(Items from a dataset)
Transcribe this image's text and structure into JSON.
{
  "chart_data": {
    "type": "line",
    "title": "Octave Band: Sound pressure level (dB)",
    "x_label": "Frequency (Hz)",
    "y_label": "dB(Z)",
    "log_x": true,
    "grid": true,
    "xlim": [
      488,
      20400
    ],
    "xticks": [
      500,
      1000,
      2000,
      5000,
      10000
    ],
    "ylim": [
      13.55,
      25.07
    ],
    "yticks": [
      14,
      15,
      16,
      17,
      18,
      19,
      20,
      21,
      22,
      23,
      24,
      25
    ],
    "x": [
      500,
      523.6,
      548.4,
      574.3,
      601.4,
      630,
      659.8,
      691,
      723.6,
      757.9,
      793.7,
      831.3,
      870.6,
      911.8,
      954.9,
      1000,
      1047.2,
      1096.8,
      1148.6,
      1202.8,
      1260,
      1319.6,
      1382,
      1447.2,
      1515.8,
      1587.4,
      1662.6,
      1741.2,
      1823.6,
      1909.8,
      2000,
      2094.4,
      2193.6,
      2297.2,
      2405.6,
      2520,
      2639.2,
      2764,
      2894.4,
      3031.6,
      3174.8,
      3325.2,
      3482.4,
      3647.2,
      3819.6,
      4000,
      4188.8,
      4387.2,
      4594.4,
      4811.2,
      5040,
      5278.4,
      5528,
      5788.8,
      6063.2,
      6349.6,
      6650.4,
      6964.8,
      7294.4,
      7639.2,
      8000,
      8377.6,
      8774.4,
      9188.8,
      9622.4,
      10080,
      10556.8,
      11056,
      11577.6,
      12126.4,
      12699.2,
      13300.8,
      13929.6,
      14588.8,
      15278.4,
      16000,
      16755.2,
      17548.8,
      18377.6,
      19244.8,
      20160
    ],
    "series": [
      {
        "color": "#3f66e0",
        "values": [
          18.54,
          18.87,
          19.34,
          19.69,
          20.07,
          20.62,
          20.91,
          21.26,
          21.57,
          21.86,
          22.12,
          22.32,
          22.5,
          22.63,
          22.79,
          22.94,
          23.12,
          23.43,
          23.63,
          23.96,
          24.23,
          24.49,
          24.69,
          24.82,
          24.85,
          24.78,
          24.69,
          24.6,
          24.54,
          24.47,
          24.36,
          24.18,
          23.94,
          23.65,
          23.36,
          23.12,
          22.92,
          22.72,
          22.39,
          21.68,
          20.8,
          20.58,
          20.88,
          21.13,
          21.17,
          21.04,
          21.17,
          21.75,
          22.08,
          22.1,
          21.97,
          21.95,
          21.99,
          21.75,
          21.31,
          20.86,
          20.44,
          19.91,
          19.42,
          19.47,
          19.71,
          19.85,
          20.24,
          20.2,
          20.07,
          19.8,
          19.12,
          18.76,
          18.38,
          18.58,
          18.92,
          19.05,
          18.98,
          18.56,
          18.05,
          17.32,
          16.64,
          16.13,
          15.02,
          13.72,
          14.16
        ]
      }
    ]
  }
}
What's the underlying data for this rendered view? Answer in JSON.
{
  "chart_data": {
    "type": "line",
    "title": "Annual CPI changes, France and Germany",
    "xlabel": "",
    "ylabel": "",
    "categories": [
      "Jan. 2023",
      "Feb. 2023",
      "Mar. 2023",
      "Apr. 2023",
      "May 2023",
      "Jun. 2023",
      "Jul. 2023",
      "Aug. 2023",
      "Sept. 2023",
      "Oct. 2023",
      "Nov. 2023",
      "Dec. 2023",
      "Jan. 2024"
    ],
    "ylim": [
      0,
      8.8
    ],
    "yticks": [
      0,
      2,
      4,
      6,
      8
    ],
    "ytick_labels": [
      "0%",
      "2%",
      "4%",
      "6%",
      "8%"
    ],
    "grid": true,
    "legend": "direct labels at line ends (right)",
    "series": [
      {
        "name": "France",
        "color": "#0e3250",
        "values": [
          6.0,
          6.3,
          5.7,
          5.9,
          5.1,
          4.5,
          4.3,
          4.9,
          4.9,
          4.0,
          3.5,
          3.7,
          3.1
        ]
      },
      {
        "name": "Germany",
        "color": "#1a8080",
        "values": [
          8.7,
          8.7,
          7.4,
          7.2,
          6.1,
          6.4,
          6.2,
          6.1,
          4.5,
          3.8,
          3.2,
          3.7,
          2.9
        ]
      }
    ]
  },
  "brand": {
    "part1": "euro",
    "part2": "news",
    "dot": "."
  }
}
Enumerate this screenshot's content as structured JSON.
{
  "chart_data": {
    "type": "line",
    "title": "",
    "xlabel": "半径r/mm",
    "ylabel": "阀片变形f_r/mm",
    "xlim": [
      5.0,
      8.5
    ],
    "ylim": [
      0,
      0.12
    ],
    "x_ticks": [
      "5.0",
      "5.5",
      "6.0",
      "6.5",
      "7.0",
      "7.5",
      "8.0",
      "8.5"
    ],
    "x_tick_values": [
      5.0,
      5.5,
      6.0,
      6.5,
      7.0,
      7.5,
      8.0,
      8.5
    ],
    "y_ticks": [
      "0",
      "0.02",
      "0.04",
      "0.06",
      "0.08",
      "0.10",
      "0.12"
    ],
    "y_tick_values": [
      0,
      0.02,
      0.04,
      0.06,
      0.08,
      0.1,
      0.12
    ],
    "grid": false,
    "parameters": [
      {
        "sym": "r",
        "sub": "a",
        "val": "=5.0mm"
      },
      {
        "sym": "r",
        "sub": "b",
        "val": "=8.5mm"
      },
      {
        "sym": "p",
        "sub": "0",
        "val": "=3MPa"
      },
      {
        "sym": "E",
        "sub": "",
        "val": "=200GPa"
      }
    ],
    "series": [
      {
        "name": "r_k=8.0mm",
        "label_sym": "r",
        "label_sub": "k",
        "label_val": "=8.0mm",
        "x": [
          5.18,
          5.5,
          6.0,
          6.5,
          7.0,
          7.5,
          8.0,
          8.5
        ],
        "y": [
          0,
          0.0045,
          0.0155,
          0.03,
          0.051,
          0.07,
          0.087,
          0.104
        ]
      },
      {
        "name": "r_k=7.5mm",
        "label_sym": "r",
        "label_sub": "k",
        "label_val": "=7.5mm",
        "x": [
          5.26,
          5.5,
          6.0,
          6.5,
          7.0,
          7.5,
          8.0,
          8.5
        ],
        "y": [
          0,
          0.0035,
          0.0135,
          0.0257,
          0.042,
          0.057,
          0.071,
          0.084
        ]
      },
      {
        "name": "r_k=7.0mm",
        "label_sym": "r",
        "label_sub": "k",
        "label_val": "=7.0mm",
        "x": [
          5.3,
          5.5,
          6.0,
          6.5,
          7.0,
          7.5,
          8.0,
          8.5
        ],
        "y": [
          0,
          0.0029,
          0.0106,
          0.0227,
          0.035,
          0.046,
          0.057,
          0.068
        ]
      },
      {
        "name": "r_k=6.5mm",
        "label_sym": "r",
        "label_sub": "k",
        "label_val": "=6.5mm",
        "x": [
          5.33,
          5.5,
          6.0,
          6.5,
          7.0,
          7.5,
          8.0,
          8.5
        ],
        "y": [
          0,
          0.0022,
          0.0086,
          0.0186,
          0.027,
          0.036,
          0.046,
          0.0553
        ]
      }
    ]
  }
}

**What you need to do:** Scan the material above. Copy each line that holds the word "Germany".

**Problem solution:**
    "title": "Annual CPI changes, France and Germany",
        "name": "Germany",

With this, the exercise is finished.